**The request**: For the copy, please give all of the data again exactly and leave the pictures out.
======== Data rows ========
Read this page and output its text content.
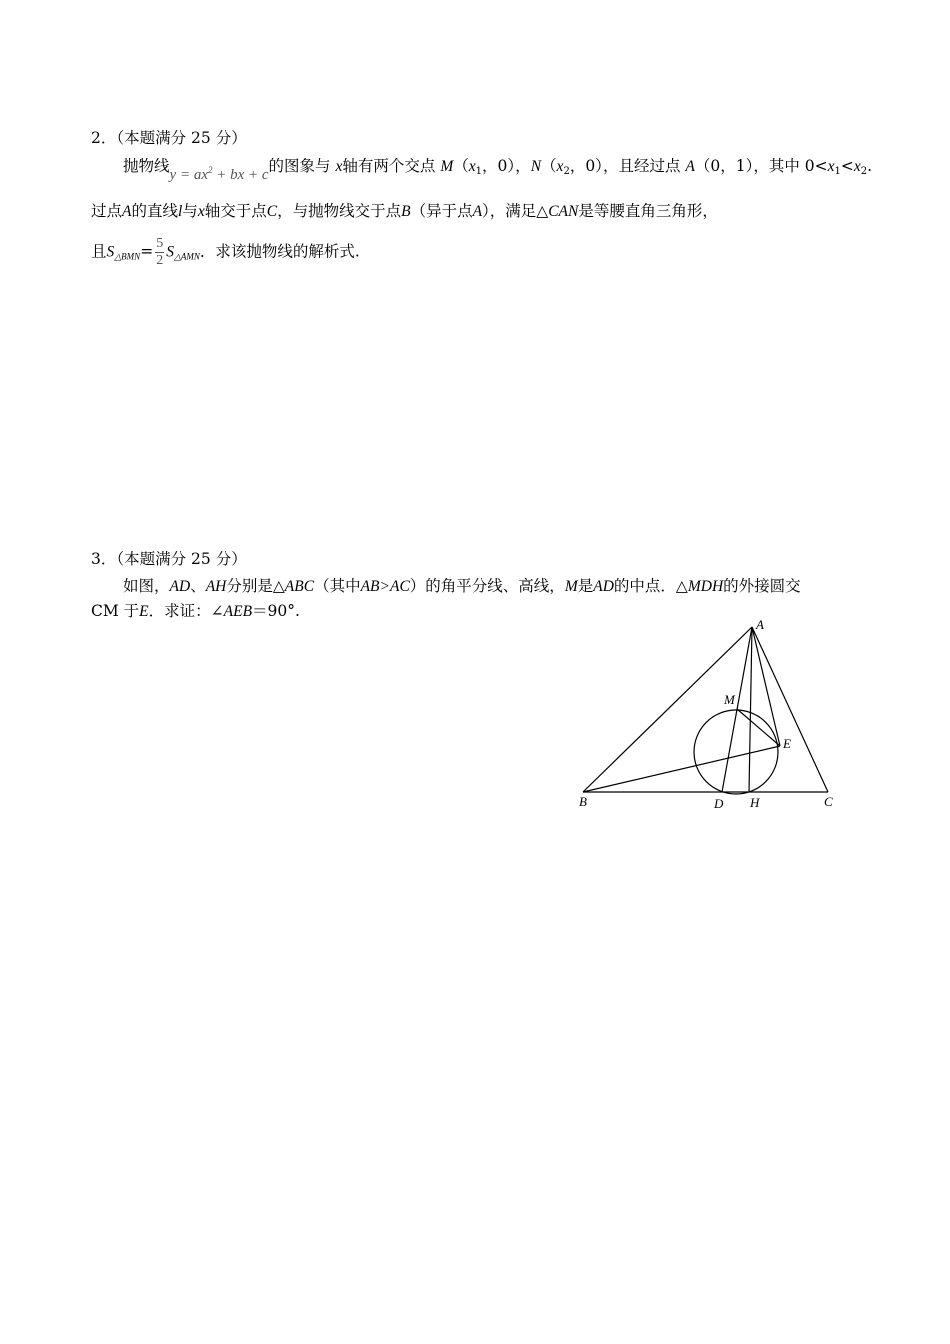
2．（本题满分 25 分）
抛物线$y = ax^2$ + bx + c的图象与 x轴有两个交点 $M(x_1$，0），$N(x_2$，0），且经过点 A（0，1），其中 $0<x_1<x_2$.
过点A的直线l与x轴交于点C，与抛物线交于点B（异于点A），满足△CAN是等腰直角三角形，
且S△BMN= $\frac{5}{2}$ S△AMN．求该抛物线的解析式.
3．（本题满分 25 分）
如图，AD、AH分别是△ABC（其中AB>AC）的角平分线、高线，M是AD的中点．△MDH的外接圆交
CM 于E．求证：∠AEB＝90°.
A
M
E
B	D H	C
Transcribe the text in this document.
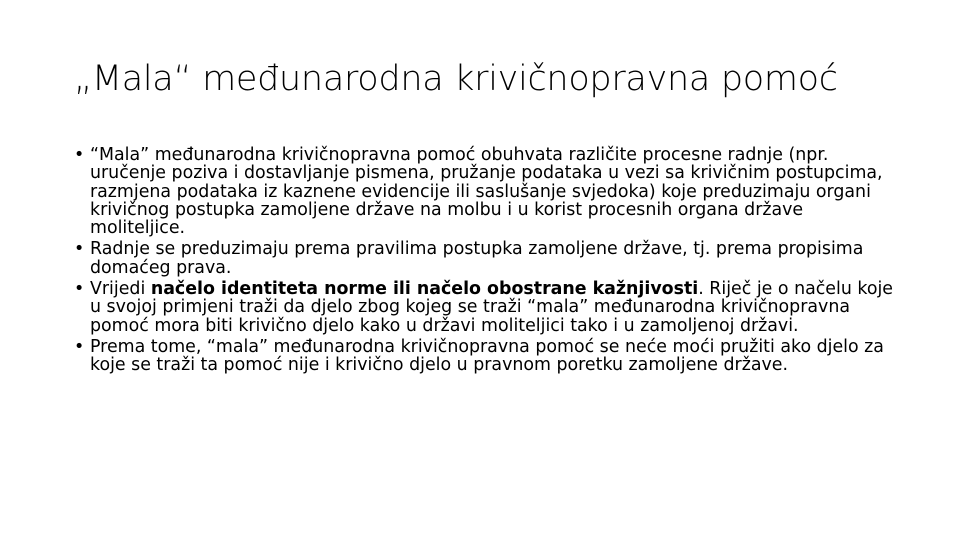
„Mala“ međunarodna krivičnopravna pomoć
• “Mala” međunarodna krivičnopravna pomoć obuhvata različite procesne radnje (npr. uručenje poziva i dostavljanje pismena, pružanje podataka u vezi sa krivičnim postupcima, razmjena podataka iz kaznene evidencije ili saslušanje svjedoka) koje preduzimaju organi krivičnog postupka zamoljene države na molbu i u korist procesnih organa države moliteljice.
• Radnje se preduzimaju prema pravilima postupka zamoljene države, tj. prema propisima domaćeg prava.
• Vrijedi načelo identiteta norme ili načelo obostrane kažnjivosti. Riječ je o načelu koje u svojoj primjeni traži da djelo zbog kojeg se traži “mala” međunarodna krivičnopravna pomoć mora biti krivično djelo kako u državi moliteljici tako i u zamoljenoj državi.
• Prema tome, “mala” međunarodna krivičnopravna pomoć se neće moći pružiti ako djelo za koje se traži ta pomoć nije i krivično djelo u pravnom poretku zamoljene države.
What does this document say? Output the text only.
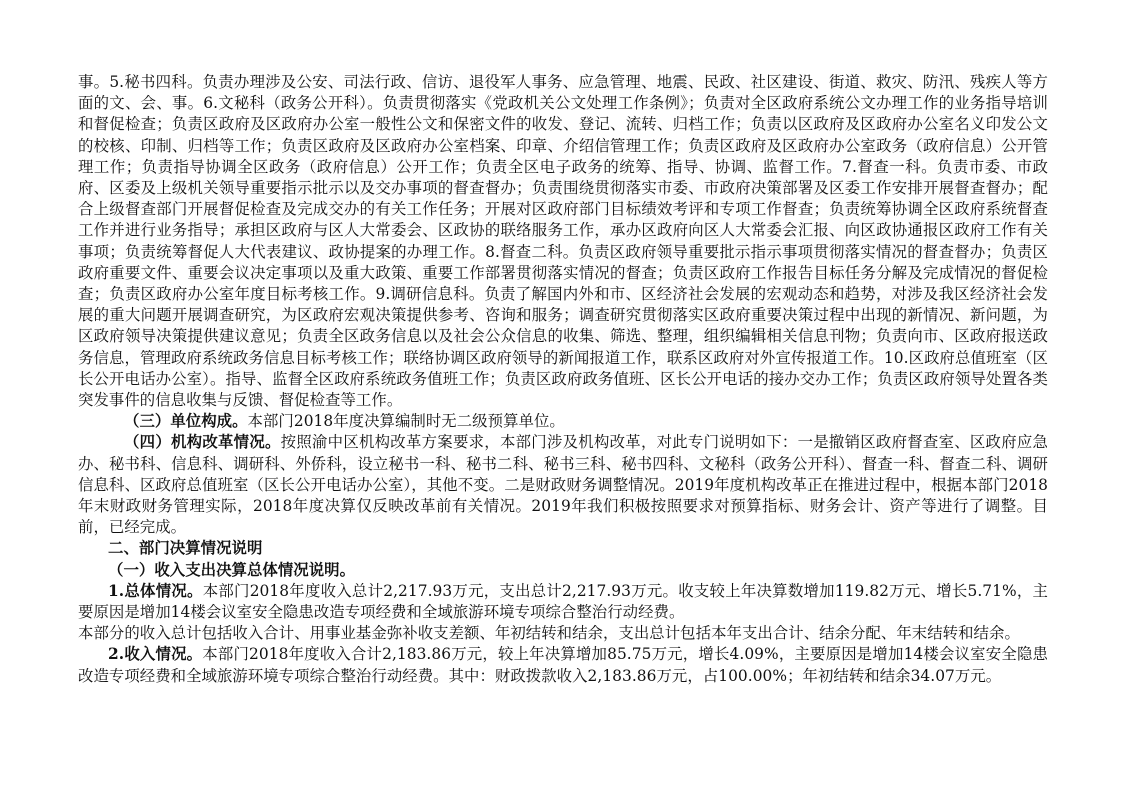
事。5.秘书四科。负责办理涉及公安、司法行政、信访、退役军人事务、应急管理、地震、民政、社区建设、街道、救灾、防汛、残疾人等方面的文、会、事。6.文秘科（政务公开科）。负责贯彻落实《党政机关公文处理工作条例》；负责对全区政府系统公文办理工作的业务指导培训和督促检查；负责区政府及区政府办公室一般性公文和保密文件的收发、登记、流转、归档工作；负责以区政府及区政府办公室名义印发公文的校核、印制、归档等工作；负责区政府及区政府办公室档案、印章、介绍信管理工作；负责区政府及区政府办公室政务（政府信息）公开管理工作；负责指导协调全区政务（政府信息）公开工作；负责全区电子政务的统筹、指导、协调、监督工作。7.督查一科。负责市委、市政府、区委及上级机关领导重要指示批示以及交办事项的督查督办；负责围绕贯彻落实市委、市政府决策部署及区委工作安排开展督查督办；配合上级督查部门开展督促检查及完成交办的有关工作任务；开展对区政府部门目标绩效考评和专项工作督查；负责统筹协调全区政府系统督查工作并进行业务指导；承担区政府与区人大常委会、区政协的联络服务工作，承办区政府向区人大常委会汇报、向区政协通报区政府工作有关事项；负责统筹督促人大代表建议、政协提案的办理工作。8.督查二科。负责区政府领导重要批示指示事项贯彻落实情况的督查督办；负责区政府重要文件、重要会议决定事项以及重大政策、重要工作部署贯彻落实情况的督查；负责区政府工作报告目标任务分解及完成情况的督促检查；负责区政府办公室年度目标考核工作。9.调研信息科。负责了解国内外和市、区经济社会发展的宏观动态和趋势，对涉及我区经济社会发展的重大问题开展调查研究，为区政府宏观决策提供参考、咨询和服务；调查研究贯彻落实区政府重要决策过程中出现的新情况、新问题，为区政府领导决策提供建议意见；负责全区政务信息以及社会公众信息的收集、筛选、整理，组织编辑相关信息刊物；负责向市、区政府报送政务信息，管理政府系统政务信息目标考核工作；联络协调区政府领导的新闻报道工作，联系区政府对外宣传报道工作。10.区政府总值班室（区长公开电话办公室）。指导、监督全区政府系统政务值班工作；负责区政府政务值班、区长公开电话的接办交办工作；负责区政府领导处置各类突发事件的信息收集与反馈、督促检查等工作。

（三）单位构成。本部门2018年度决算编制时无二级预算单位。

（四）机构改革情况。按照渝中区机构改革方案要求，本部门涉及机构改革，对此专门说明如下：一是撤销区政府督查室、区政府应急办、秘书科、信息科、调研科、外侨科，设立秘书一科、秘书二科、秘书三科、秘书四科、文秘科（政务公开科）、督查一科、督查二科、调研信息科、区政府总值班室（区长公开电话办公室），其他不变。二是财政财务调整情况。2019年度机构改革正在推进过程中，根据本部门2018年末财政财务管理实际，2018年度决算仅反映改革前有关情况。2019年我们积极按照要求对预算指标、财务会计、资产等进行了调整。目前，已经完成。

二、部门决算情况说明

（一）收入支出决算总体情况说明。

1.总体情况。本部门2018年度收入总计2,217.93万元，支出总计2,217.93万元。收支较上年决算数增加119.82万元、增长5.71%，主要原因是增加14楼会议室安全隐患改造专项经费和全域旅游环境专项综合整治行动经费。

本部分的收入总计包括收入合计、用事业基金弥补收支差额、年初结转和结余，支出总计包括本年支出合计、结余分配、年末结转和结余。

2.收入情况。本部门2018年度收入合计2,183.86万元，较上年决算增加85.75万元，增长4.09%，主要原因是增加14楼会议室安全隐患改造专项经费和全域旅游环境专项综合整治行动经费。其中：财政拨款收入2,183.86万元，占100.00%；年初结转和结余34.07万元。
========
**Answer to this task**:
Read this page and output its text content.
2．（本题满分 25 分）
抛物线$y = ax^2$ + bx + c的图象与 x轴有两个交点 $M(x_1$，0），$N(x_2$，0），且经过点 A（0，1），其中 $0<x_1<x_2$.
过点A的直线l与x轴交于点C，与抛物线交于点B（异于点A），满足△CAN是等腰直角三角形，
且S△BMN= $\frac{5}{2}$ S△AMN．求该抛物线的解析式.
3．（本题满分 25 分）
如图，AD、AH分别是△ABC（其中AB>AC）的角平分线、高线，M是AD的中点．△MDH的外接圆交
CM 于E．求证：∠AEB＝90°.
A
M
E
B	D H	C
Transcribe the text in this document.
„Mala“ međunarodna krivičnopravna pomoć
• “Mala” međunarodna krivičnopravna pomoć obuhvata različite procesne radnje (npr. uručenje poziva i dostavljanje pismena, pružanje podataka u vezi sa krivičnim postupcima, razmjena podataka iz kaznene evidencije ili saslušanje svjedoka) koje preduzimaju organi krivičnog postupka zamoljene države na molbu i u korist procesnih organa države moliteljice.
• Radnje se preduzimaju prema pravilima postupka zamoljene države, tj. prema propisima domaćeg prava.
• Vrijedi načelo identiteta norme ili načelo obostrane kažnjivosti. Riječ je o načelu koje u svojoj primjeni traži da djelo zbog kojeg se traži “mala” međunarodna krivičnopravna pomoć mora biti krivično djelo kako u državi moliteljici tako i u zamoljenoj državi.
• Prema tome, “mala” međunarodna krivičnopravna pomoć se neće moći pružiti ako djelo za koje se traži ta pomoć nije i krivično djelo u pravnom poretku zamoljene države.
What does this document say? Output the text only.
事。5.秘书四科。负责办理涉及公安、司法行政、信访、退役军人事务、应急管理、地震、民政、社区建设、街道、救灾、防汛、残疾人等方面的文、会、事。6.文秘科（政务公开科）。负责贯彻落实《党政机关公文处理工作条例》；负责对全区政府系统公文办理工作的业务指导培训和督促检查；负责区政府及区政府办公室一般性公文和保密文件的收发、登记、流转、归档工作；负责以区政府及区政府办公室名义印发公文的校核、印制、归档等工作；负责区政府及区政府办公室档案、印章、介绍信管理工作；负责区政府及区政府办公室政务（政府信息）公开管理工作；负责指导协调全区政务（政府信息）公开工作；负责全区电子政务的统筹、指导、协调、监督工作。7.督查一科。负责市委、市政府、区委及上级机关领导重要指示批示以及交办事项的督查督办；负责围绕贯彻落实市委、市政府决策部署及区委工作安排开展督查督办；配合上级督查部门开展督促检查及完成交办的有关工作任务；开展对区政府部门目标绩效考评和专项工作督查；负责统筹协调全区政府系统督查工作并进行业务指导；承担区政府与区人大常委会、区政协的联络服务工作，承办区政府向区人大常委会汇报、向区政协通报区政府工作有关事项；负责统筹督促人大代表建议、政协提案的办理工作。8.督查二科。负责区政府领导重要批示指示事项贯彻落实情况的督查督办；负责区政府重要文件、重要会议决定事项以及重大政策、重要工作部署贯彻落实情况的督查；负责区政府工作报告目标任务分解及完成情况的督促检查；负责区政府办公室年度目标考核工作。9.调研信息科。负责了解国内外和市、区经济社会发展的宏观动态和趋势，对涉及我区经济社会发展的重大问题开展调查研究，为区政府宏观决策提供参考、咨询和服务；调查研究贯彻落实区政府重要决策过程中出现的新情况、新问题，为区政府领导决策提供建议意见；负责全区政务信息以及社会公众信息的收集、筛选、整理，组织编辑相关信息刊物；负责向市、区政府报送政务信息，管理政府系统政务信息目标考核工作；联络协调区政府领导的新闻报道工作，联系区政府对外宣传报道工作。10.区政府总值班室（区长公开电话办公室）。指导、监督全区政府系统政务值班工作；负责区政府政务值班、区长公开电话的接办交办工作；负责区政府领导处置各类突发事件的信息收集与反馈、督促检查等工作。

（三）单位构成。本部门2018年度决算编制时无二级预算单位。

（四）机构改革情况。按照渝中区机构改革方案要求，本部门涉及机构改革，对此专门说明如下：一是撤销区政府督查室、区政府应急办、秘书科、信息科、调研科、外侨科，设立秘书一科、秘书二科、秘书三科、秘书四科、文秘科（政务公开科）、督查一科、督查二科、调研信息科、区政府总值班室（区长公开电话办公室），其他不变。二是财政财务调整情况。2019年度机构改革正在推进过程中，根据本部门2018年末财政财务管理实际，2018年度决算仅反映改革前有关情况。2019年我们积极按照要求对预算指标、财务会计、资产等进行了调整。目前，已经完成。

二、部门决算情况说明

（一）收入支出决算总体情况说明。

1.总体情况。本部门2018年度收入总计2,217.93万元，支出总计2,217.93万元。收支较上年决算数增加119.82万元、增长5.71%，主要原因是增加14楼会议室安全隐患改造专项经费和全域旅游环境专项综合整治行动经费。

本部分的收入总计包括收入合计、用事业基金弥补收支差额、年初结转和结余，支出总计包括本年支出合计、结余分配、年末结转和结余。

2.收入情况。本部门2018年度收入合计2,183.86万元，较上年决算增加85.75万元，增长4.09%，主要原因是增加14楼会议室安全隐患改造专项经费和全域旅游环境专项综合整治行动经费。其中：财政拨款收入2,183.86万元，占100.00%；年初结转和结余34.07万元。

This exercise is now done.